-------- SOURCE PASSAGE --------

Drawing Balls Probability Problem

Question

I'm attempting the same problem as posted here:

A jar contains $r$ red balls and $g$ green balls, where $r$ and $g$ are fixed positive integers. A ball is drawn from the jar randomly (with all possibilities equally likely), and then a second ball is drawn randomly.

Suppose that there are 16 balls in total, and that the probability that the two balls are the same colour is the same as the probability that they are different colours. What are $r$ and $g$ (list all possibilities)?

The claim is that the probability that the two balls are different colors is $1/2$, which means that the probability that the two balls are the same color is also $1/2$.

However, it seems to me that the probability would be $1/4$, since the probability of getting any color in both scenarios is $1/2$, which means that $1/2 \cdot 1/2 = 1/4$?

I would greatly appreciate it if people could please take the time to explain why I'm wrong and why the author is correct.

Answer 1

We generally have two distinct cases:$$A=\text{the balls have different colors}\\B=\text{the balls have same color}$$therefore$$A\cap B=\emptyset\\A\cup B=U$$where $U$ denotes the Universal Set. The probability that we draw out two balls with the same color does not remain $1\over 2$ in both draws as we do this without replacement. Also there are exactly two cases for each scenario ($A$ or $B$): for $A$ we have $(r,r)$ and $g,g$ and for $B$, $(r,g)$ and $(g,r)$

--------

According to the ball-drawing problem above, how many balls does the jar hold in total?

-------- LISTING --------

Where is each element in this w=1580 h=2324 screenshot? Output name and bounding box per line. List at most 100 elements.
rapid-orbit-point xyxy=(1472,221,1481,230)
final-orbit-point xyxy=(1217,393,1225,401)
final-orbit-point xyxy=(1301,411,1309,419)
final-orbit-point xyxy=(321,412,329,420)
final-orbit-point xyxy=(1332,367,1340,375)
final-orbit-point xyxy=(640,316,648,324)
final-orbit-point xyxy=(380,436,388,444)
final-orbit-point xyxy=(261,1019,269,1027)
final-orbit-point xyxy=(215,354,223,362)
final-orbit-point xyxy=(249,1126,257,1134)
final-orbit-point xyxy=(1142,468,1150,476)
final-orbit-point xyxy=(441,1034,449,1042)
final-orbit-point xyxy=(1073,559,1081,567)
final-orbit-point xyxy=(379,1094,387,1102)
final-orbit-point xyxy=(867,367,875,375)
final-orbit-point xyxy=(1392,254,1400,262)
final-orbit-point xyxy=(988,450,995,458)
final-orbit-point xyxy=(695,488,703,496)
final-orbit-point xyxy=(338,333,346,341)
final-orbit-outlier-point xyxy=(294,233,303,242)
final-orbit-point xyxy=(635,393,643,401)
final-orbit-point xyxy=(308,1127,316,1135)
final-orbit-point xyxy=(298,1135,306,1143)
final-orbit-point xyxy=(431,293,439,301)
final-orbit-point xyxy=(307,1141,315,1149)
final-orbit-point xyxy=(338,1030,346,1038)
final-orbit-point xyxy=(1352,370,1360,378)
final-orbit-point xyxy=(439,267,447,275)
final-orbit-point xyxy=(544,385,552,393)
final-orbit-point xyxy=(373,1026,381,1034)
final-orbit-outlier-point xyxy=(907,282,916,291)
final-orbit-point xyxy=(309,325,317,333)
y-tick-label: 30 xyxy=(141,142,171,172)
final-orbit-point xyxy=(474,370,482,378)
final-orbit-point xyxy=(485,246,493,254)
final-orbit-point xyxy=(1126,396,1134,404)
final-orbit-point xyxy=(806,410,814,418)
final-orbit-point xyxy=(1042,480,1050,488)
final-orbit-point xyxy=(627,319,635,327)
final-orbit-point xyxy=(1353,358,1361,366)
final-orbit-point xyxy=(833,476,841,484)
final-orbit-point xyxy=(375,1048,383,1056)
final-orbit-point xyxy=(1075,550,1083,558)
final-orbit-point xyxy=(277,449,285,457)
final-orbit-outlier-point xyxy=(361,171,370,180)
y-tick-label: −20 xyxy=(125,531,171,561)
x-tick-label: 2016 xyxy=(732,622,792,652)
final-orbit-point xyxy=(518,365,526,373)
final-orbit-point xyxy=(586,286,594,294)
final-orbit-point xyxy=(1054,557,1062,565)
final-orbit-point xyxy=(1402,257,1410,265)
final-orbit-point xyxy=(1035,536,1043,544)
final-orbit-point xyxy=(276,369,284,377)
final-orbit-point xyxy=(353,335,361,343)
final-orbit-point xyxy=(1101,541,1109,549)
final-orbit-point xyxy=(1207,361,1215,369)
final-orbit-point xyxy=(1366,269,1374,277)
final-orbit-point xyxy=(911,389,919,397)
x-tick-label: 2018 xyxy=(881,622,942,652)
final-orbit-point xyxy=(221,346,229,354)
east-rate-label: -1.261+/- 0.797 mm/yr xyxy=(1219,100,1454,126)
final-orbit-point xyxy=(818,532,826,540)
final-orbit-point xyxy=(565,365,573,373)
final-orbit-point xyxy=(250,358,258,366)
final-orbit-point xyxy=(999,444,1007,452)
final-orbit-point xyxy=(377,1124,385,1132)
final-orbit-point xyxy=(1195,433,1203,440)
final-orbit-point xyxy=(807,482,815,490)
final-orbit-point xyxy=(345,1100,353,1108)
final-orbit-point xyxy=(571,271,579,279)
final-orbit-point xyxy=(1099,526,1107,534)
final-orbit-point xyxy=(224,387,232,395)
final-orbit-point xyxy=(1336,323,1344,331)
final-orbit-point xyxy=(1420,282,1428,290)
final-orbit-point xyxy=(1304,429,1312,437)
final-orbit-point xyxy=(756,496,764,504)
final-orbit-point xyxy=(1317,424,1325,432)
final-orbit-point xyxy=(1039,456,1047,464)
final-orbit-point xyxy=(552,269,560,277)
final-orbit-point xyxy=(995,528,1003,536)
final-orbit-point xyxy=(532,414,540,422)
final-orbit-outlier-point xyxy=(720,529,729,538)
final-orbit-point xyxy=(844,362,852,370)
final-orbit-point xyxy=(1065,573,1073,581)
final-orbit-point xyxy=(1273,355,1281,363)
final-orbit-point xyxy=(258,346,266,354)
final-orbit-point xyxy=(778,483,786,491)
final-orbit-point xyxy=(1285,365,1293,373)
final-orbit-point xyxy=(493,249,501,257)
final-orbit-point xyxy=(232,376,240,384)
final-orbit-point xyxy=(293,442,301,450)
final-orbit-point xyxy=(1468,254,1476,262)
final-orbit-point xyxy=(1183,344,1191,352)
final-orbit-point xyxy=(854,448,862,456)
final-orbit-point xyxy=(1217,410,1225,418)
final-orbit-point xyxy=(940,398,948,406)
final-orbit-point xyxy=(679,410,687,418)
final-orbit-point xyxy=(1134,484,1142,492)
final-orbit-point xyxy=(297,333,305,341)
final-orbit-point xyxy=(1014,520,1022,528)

--------

**ANSWER TO THIS TASK:**
16